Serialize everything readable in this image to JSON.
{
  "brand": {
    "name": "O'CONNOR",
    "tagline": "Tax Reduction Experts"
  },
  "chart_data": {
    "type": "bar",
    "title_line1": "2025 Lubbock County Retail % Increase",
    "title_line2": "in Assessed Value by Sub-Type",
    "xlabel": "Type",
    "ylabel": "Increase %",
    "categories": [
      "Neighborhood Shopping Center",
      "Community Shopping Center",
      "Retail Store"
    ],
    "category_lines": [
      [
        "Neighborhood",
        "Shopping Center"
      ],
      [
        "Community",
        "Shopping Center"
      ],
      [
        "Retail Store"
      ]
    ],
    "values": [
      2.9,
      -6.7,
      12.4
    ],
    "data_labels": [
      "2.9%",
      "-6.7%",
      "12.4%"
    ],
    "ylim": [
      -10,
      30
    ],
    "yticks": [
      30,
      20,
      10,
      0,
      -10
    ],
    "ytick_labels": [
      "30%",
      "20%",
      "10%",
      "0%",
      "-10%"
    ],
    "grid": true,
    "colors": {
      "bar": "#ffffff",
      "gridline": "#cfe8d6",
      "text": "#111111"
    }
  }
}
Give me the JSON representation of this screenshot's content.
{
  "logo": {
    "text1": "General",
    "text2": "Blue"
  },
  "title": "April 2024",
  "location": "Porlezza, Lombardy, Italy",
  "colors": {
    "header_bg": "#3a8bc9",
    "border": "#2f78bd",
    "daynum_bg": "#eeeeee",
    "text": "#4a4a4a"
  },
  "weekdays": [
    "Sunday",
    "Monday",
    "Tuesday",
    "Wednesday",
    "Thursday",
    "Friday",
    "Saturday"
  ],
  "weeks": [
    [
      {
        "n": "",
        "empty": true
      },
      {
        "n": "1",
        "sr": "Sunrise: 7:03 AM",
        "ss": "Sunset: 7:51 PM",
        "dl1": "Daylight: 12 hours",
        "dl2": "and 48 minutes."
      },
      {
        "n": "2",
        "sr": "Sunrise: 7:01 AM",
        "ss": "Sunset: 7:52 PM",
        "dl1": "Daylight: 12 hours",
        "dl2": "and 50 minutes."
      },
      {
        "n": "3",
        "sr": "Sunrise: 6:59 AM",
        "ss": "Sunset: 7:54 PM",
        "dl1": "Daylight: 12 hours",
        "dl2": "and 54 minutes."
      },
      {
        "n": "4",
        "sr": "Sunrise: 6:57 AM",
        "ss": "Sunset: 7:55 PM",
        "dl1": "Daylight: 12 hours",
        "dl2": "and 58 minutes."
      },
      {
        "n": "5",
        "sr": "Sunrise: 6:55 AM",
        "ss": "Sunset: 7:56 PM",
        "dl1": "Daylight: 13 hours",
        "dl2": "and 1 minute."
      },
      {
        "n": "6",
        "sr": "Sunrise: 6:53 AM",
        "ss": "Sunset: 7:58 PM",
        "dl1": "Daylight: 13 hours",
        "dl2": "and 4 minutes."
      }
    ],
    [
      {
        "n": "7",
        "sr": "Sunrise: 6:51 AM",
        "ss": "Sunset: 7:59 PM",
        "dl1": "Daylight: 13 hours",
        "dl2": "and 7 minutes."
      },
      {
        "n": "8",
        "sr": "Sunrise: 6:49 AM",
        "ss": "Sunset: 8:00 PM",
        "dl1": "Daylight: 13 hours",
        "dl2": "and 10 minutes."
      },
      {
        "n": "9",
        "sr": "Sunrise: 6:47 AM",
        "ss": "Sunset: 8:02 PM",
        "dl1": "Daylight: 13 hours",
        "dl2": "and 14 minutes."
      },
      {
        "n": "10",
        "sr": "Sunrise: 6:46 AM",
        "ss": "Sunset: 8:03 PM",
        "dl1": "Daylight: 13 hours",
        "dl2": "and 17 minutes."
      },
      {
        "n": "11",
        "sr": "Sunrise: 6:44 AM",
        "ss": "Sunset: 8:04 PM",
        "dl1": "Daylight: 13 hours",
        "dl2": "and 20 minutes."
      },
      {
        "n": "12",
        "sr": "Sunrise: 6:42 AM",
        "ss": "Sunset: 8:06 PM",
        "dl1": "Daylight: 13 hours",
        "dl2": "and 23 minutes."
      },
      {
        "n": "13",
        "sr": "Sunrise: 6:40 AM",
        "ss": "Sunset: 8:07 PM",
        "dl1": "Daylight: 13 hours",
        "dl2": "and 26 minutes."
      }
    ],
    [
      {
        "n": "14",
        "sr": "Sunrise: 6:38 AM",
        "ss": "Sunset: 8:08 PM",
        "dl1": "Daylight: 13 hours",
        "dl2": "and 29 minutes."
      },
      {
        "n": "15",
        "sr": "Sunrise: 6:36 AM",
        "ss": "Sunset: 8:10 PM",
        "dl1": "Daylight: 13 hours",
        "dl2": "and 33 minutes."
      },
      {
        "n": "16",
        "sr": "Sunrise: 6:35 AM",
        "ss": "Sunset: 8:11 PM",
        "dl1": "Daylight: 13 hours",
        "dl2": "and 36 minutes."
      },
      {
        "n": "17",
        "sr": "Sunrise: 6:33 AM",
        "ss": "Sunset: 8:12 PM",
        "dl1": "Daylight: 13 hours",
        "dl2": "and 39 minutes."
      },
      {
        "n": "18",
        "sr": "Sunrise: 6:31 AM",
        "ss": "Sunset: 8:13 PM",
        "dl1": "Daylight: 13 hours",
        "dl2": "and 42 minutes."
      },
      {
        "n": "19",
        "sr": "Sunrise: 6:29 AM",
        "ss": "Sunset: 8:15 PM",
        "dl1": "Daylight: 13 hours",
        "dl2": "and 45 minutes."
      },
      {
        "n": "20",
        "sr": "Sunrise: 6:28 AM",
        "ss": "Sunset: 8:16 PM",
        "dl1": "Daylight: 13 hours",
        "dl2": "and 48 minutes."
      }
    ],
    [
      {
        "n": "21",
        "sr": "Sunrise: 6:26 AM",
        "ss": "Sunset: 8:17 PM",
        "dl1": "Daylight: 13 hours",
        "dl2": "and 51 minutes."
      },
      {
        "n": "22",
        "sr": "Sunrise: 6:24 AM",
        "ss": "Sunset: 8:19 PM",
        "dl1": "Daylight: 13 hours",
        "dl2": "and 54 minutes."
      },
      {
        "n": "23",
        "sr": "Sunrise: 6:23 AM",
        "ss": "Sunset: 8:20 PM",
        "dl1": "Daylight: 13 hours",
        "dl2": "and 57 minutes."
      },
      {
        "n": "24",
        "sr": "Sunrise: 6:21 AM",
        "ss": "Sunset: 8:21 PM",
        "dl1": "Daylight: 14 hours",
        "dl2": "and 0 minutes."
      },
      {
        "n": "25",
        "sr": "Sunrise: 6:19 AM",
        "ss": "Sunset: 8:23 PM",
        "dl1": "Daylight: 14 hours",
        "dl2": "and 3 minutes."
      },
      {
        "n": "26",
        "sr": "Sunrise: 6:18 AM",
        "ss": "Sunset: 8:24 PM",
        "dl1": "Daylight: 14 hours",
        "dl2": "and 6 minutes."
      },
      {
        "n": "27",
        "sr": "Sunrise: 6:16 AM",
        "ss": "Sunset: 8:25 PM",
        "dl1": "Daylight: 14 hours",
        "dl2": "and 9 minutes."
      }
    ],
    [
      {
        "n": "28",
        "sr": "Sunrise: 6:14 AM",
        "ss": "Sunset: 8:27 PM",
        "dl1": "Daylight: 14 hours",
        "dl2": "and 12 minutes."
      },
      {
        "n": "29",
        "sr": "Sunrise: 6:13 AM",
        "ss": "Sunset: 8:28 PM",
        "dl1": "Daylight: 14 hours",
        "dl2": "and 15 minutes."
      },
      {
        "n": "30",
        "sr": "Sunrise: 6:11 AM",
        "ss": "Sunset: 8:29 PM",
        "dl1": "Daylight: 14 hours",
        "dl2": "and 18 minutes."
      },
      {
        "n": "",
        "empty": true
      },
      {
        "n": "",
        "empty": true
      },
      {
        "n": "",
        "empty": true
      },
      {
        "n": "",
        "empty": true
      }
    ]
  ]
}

━━━━━━━━━━━━━━━━━━━━

[GOAL]
Only lines that contain the word "Retail" are wanted; copy each of them.

[THE RESULT]
    "title_line1": "2025 Lubbock County Retail % Increase",
      "Retail Store"
        "Retail Store"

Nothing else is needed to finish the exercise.